#### JOB
Set down the material below word for word, starting at its first line and ending at the line that contains "go-to-packet-icon[interactable] xyxy=(309,61,335,85)", with both of those lines included.

Recorded data
====================
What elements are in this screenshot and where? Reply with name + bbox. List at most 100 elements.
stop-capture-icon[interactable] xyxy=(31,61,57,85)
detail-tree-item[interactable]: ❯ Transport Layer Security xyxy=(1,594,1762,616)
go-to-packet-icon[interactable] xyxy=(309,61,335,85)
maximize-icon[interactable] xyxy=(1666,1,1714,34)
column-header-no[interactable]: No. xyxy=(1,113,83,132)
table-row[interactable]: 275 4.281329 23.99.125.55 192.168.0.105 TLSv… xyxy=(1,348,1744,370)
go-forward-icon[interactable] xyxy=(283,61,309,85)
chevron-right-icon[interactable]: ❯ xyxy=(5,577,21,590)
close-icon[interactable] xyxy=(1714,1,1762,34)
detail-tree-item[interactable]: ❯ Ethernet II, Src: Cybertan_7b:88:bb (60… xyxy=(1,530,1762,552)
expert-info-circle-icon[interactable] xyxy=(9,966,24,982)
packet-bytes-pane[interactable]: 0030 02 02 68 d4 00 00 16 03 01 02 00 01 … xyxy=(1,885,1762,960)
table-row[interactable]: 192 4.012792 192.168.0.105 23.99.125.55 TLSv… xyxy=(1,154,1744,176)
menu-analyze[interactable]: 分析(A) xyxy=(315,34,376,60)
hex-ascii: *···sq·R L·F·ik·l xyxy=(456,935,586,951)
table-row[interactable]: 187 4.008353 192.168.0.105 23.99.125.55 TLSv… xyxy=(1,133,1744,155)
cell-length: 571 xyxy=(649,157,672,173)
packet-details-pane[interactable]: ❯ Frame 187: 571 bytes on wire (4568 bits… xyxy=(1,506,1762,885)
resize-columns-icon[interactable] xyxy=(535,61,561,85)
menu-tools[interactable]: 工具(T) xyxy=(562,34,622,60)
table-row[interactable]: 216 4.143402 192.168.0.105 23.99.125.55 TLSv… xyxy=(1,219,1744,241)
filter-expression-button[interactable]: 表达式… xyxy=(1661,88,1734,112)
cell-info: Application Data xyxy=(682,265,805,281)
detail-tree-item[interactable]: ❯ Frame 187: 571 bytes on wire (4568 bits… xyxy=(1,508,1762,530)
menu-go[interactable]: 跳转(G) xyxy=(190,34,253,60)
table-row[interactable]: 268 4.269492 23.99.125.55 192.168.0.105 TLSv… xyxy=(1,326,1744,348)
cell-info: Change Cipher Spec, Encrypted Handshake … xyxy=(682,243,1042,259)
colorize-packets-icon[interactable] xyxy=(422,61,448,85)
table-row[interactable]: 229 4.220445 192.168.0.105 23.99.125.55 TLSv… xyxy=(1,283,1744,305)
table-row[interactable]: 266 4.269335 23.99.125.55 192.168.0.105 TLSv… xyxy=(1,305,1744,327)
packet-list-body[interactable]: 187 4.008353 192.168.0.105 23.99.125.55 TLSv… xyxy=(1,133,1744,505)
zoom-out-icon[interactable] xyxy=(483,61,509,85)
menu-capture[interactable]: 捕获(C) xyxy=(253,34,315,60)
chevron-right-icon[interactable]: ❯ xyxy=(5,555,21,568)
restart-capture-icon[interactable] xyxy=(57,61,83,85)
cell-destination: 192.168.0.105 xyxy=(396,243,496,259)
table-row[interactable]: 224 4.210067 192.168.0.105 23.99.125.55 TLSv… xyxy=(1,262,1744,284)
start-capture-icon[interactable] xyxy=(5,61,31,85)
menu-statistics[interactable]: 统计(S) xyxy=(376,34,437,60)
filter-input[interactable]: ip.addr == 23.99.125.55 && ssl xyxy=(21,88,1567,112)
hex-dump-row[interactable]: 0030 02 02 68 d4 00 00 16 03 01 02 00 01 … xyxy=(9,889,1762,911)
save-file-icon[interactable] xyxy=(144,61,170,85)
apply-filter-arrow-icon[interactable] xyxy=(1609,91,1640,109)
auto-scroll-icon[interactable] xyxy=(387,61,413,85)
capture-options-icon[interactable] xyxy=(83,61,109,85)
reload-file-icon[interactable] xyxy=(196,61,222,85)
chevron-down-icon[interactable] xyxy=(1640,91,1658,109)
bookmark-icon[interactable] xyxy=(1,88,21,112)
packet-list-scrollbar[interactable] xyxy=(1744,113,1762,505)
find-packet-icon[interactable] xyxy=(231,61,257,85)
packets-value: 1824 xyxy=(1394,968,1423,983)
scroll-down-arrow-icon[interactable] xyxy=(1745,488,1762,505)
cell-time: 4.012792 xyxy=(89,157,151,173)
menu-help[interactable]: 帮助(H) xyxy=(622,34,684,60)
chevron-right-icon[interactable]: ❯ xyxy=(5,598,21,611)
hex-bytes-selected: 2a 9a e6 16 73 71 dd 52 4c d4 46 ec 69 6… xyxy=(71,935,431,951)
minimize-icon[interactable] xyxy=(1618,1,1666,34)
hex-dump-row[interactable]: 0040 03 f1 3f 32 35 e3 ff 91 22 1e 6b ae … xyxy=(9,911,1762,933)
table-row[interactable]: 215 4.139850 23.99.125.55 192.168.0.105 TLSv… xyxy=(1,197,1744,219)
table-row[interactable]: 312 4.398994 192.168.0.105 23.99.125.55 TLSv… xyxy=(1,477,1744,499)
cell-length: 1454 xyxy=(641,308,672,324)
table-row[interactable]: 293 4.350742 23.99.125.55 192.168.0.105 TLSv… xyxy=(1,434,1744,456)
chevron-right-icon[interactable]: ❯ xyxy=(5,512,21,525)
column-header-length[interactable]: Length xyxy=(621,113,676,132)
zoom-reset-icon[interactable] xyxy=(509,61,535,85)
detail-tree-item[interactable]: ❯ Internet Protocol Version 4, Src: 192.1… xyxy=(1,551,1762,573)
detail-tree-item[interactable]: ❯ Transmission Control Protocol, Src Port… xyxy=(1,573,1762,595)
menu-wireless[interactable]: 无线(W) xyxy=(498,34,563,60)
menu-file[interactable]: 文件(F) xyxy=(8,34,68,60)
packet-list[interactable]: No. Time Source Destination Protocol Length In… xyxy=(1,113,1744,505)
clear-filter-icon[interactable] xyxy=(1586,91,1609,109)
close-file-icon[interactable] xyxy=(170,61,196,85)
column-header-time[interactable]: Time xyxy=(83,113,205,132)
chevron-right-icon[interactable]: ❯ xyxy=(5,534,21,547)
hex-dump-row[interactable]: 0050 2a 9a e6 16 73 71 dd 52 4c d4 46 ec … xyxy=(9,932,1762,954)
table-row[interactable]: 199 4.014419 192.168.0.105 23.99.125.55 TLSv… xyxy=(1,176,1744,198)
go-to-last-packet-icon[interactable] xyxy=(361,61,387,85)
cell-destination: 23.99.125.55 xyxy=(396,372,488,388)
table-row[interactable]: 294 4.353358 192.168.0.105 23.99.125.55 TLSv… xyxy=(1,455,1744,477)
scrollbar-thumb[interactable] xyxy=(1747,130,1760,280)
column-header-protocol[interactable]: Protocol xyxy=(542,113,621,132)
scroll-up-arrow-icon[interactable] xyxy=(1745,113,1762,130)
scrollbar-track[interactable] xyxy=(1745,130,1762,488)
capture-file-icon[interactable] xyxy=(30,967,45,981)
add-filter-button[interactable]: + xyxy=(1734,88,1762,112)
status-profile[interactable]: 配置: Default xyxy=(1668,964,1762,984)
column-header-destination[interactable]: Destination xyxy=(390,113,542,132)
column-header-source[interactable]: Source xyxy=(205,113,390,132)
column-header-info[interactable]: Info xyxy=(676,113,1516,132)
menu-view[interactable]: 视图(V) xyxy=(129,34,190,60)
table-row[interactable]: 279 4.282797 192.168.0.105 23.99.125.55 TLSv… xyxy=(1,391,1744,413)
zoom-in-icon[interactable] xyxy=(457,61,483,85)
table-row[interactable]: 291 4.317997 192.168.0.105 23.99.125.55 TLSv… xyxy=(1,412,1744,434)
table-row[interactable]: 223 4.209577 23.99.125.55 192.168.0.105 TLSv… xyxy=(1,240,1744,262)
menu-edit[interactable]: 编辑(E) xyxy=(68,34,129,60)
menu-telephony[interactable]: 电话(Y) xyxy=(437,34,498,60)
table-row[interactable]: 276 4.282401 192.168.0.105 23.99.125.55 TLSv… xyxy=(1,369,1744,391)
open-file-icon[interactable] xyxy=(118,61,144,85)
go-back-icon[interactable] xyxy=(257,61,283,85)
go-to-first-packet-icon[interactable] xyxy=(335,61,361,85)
====================
#### EXERCISE ANSWER
What elements are in this screenshot and where? Reply with name + bbox. List at most 100 elements.
stop-capture-icon[interactable] xyxy=(31,61,57,85)
detail-tree-item[interactable]: ❯ Transport Layer Security xyxy=(1,594,1762,616)
go-to-packet-icon[interactable] xyxy=(309,61,335,85)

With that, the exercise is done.